[What is needed]: Copy out all of the data below with no alterations.
▼
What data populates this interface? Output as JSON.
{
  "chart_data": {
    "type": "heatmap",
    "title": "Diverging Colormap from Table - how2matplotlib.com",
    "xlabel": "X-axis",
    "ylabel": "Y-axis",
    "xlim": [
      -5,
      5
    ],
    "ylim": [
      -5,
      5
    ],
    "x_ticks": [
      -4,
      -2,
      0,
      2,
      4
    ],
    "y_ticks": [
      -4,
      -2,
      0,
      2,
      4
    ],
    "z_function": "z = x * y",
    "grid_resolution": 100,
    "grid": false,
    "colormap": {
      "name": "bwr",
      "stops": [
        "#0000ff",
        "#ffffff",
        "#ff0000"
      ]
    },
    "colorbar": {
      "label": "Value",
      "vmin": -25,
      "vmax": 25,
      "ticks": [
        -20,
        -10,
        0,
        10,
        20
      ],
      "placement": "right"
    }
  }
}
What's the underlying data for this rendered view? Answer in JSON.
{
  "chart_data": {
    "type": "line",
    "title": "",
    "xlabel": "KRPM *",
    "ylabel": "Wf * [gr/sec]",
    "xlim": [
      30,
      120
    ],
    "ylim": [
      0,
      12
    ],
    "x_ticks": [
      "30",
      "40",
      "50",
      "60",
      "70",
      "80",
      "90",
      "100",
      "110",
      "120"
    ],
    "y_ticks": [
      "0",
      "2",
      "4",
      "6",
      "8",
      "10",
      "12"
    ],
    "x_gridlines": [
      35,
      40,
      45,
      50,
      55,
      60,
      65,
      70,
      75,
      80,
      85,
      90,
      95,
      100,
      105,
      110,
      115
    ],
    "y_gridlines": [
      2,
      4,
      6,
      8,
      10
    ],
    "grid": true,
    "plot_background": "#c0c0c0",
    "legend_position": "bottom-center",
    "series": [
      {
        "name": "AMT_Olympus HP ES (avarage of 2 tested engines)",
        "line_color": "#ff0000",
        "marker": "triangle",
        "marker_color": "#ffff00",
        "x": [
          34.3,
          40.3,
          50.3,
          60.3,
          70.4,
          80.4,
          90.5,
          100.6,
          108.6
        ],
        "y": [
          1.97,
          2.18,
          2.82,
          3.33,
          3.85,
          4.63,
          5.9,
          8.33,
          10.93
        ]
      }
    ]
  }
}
▲
[Answer in full]:
What data populates this interface? Output as JSON.
{
  "chart_data": {
    "type": "heatmap",
    "title": "Diverging Colormap from Table - how2matplotlib.com",
    "xlabel": "X-axis",
    "ylabel": "Y-axis",
    "xlim": [
      -5,
      5
    ],
    "ylim": [
      -5,
      5
    ],
    "x_ticks": [
      -4,
      -2,
      0,
      2,
      4
    ],
    "y_ticks": [
      -4,
      -2,
      0,
      2,
      4
    ],
    "z_function": "z = x * y",
    "grid_resolution": 100,
    "grid": false,
    "colormap": {
      "name": "bwr",
      "stops": [
        "#0000ff",
        "#ffffff",
        "#ff0000"
      ]
    },
    "colorbar": {
      "label": "Value",
      "vmin": -25,
      "vmax": 25,
      "ticks": [
        -20,
        -10,
        0,
        10,
        20
      ],
      "placement": "right"
    }
  }
}
What's the underlying data for this rendered view? Answer in JSON.
{
  "chart_data": {
    "type": "line",
    "title": "",
    "xlabel": "KRPM *",
    "ylabel": "Wf * [gr/sec]",
    "xlim": [
      30,
      120
    ],
    "ylim": [
      0,
      12
    ],
    "x_ticks": [
      "30",
      "40",
      "50",
      "60",
      "70",
      "80",
      "90",
      "100",
      "110",
      "120"
    ],
    "y_ticks": [
      "0",
      "2",
      "4",
      "6",
      "8",
      "10",
      "12"
    ],
    "x_gridlines": [
      35,
      40,
      45,
      50,
      55,
      60,
      65,
      70,
      75,
      80,
      85,
      90,
      95,
      100,
      105,
      110,
      115
    ],
    "y_gridlines": [
      2,
      4,
      6,
      8,
      10
    ],
    "grid": true,
    "plot_background": "#c0c0c0",
    "legend_position": "bottom-center",
    "series": [
      {
        "name": "AMT_Olympus HP ES (avarage of 2 tested engines)",
        "line_color": "#ff0000",
        "marker": "triangle",
        "marker_color": "#ffff00",
        "x": [
          34.3,
          40.3,
          50.3,
          60.3,
          70.4,
          80.4,
          90.5,
          100.6,
          108.6
        ],
        "y": [
          1.97,
          2.18,
          2.82,
          3.33,
          3.85,
          4.63,
          5.9,
          8.33,
          10.93
        ]
      }
    ]
  }
}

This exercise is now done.